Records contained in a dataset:
▼

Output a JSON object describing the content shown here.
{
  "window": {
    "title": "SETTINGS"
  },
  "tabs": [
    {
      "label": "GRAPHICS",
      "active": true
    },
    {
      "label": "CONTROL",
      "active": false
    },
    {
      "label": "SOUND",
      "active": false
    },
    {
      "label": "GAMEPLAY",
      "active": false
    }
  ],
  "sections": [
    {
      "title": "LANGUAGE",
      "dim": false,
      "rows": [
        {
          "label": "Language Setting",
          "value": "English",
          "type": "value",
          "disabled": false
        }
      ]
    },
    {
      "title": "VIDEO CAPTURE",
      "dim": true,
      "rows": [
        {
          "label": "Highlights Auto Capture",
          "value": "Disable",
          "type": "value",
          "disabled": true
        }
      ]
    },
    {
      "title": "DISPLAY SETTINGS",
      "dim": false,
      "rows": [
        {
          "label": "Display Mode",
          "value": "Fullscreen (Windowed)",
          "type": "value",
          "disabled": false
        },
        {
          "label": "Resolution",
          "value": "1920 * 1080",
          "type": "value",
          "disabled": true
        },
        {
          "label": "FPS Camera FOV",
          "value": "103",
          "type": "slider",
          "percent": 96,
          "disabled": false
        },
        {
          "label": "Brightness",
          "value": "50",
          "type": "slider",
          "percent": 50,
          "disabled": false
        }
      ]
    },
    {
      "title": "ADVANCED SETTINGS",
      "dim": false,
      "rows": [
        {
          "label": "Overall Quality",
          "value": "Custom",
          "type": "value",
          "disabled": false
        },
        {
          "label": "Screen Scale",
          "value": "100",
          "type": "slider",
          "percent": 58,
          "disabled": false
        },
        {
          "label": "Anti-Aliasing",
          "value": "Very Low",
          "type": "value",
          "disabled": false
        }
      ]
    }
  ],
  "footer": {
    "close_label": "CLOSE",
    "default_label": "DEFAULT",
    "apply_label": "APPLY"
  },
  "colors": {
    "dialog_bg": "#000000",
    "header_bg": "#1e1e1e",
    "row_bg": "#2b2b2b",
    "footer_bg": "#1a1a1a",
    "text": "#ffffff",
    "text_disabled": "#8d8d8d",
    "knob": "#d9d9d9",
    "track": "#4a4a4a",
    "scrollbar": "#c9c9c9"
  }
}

▲

SHORT PROBLEM:
Extract the data in full. Keep it word for word.

COMPLETE RESPONSE:
Output a JSON object describing the content shown here.
{
  "window": {
    "title": "SETTINGS"
  },
  "tabs": [
    {
      "label": "GRAPHICS",
      "active": true
    },
    {
      "label": "CONTROL",
      "active": false
    },
    {
      "label": "SOUND",
      "active": false
    },
    {
      "label": "GAMEPLAY",
      "active": false
    }
  ],
  "sections": [
    {
      "title": "LANGUAGE",
      "dim": false,
      "rows": [
        {
          "label": "Language Setting",
          "value": "English",
          "type": "value",
          "disabled": false
        }
      ]
    },
    {
      "title": "VIDEO CAPTURE",
      "dim": true,
      "rows": [
        {
          "label": "Highlights Auto Capture",
          "value": "Disable",
          "type": "value",
          "disabled": true
        }
      ]
    },
    {
      "title": "DISPLAY SETTINGS",
      "dim": false,
      "rows": [
        {
          "label": "Display Mode",
          "value": "Fullscreen (Windowed)",
          "type": "value",
          "disabled": false
        },
        {
          "label": "Resolution",
          "value": "1920 * 1080",
          "type": "value",
          "disabled": true
        },
        {
          "label": "FPS Camera FOV",
          "value": "103",
          "type": "slider",
          "percent": 96,
          "disabled": false
        },
        {
          "label": "Brightness",
          "value": "50",
          "type": "slider",
          "percent": 50,
          "disabled": false
        }
      ]
    },
    {
      "title": "ADVANCED SETTINGS",
      "dim": false,
      "rows": [
        {
          "label": "Overall Quality",
          "value": "Custom",
          "type": "value",
          "disabled": false
        },
        {
          "label": "Screen Scale",
          "value": "100",
          "type": "slider",
          "percent": 58,
          "disabled": false
        },
        {
          "label": "Anti-Aliasing",
          "value": "Very Low",
          "type": "value",
          "disabled": false
        }
      ]
    }
  ],
  "footer": {
    "close_label": "CLOSE",
    "default_label": "DEFAULT",
    "apply_label": "APPLY"
  },
  "colors": {
    "dialog_bg": "#000000",
    "header_bg": "#1e1e1e",
    "row_bg": "#2b2b2b",
    "footer_bg": "#1a1a1a",
    "text": "#ffffff",
    "text_disabled": "#8d8d8d",
    "knob": "#d9d9d9",
    "track": "#4a4a4a",
    "scrollbar": "#c9c9c9"
  }
}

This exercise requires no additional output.